What is needed ▸ Pick out each line with the word "待处置资产损溢" from the material that follows.

Dataset items:
#####
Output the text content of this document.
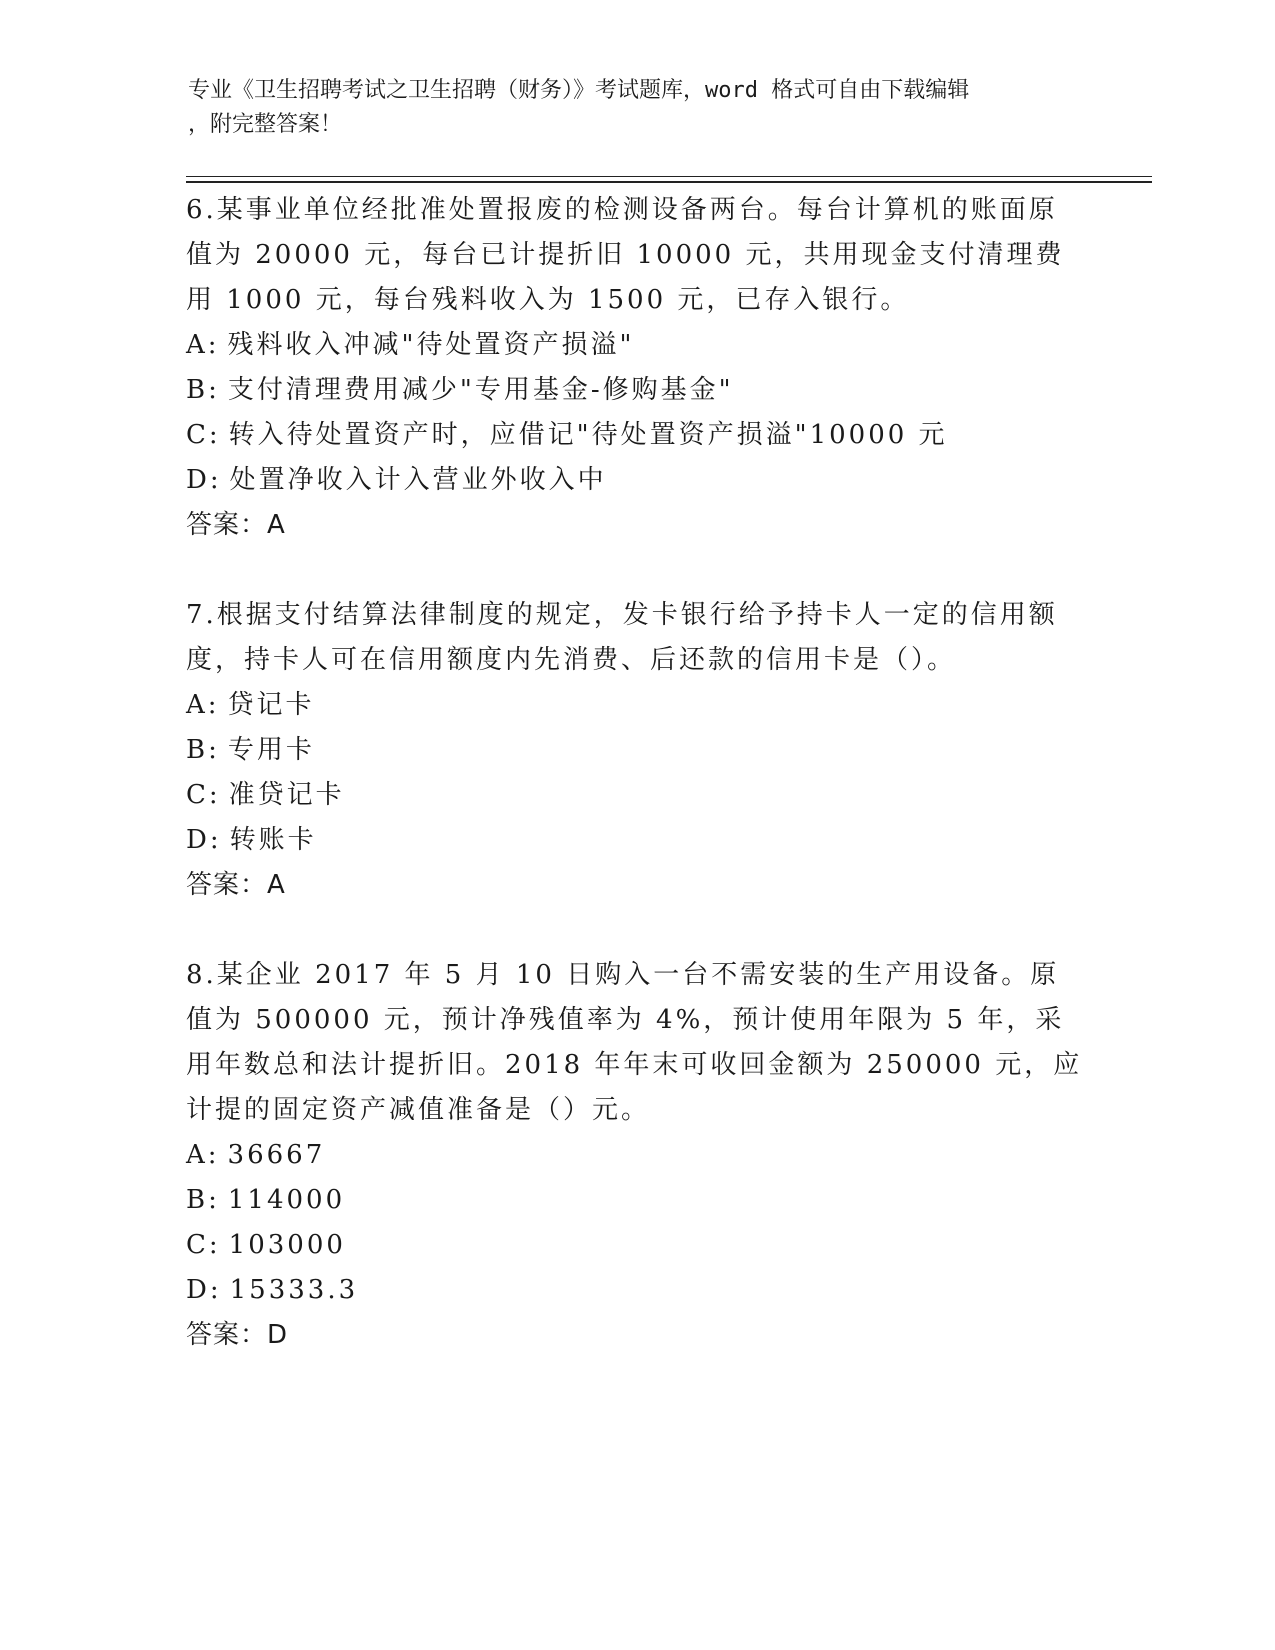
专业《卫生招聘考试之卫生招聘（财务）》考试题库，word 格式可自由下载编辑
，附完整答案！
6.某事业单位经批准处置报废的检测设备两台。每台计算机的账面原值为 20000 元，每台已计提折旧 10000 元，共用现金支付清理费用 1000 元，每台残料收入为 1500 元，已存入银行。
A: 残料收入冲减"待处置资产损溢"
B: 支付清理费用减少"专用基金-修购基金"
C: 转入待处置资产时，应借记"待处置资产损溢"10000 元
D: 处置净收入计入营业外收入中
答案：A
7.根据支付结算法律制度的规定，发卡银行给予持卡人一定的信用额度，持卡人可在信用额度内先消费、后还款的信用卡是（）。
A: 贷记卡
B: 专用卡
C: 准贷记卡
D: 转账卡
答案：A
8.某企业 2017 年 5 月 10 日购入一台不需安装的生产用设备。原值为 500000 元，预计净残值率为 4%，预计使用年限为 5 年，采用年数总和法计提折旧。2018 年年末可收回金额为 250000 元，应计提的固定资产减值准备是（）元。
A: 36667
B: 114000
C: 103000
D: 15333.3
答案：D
#####
Correct answer ▸
A: 残料收入冲减"待处置资产损溢"
C: 转入待处置资产时，应借记"待处置资产损溢"10000 元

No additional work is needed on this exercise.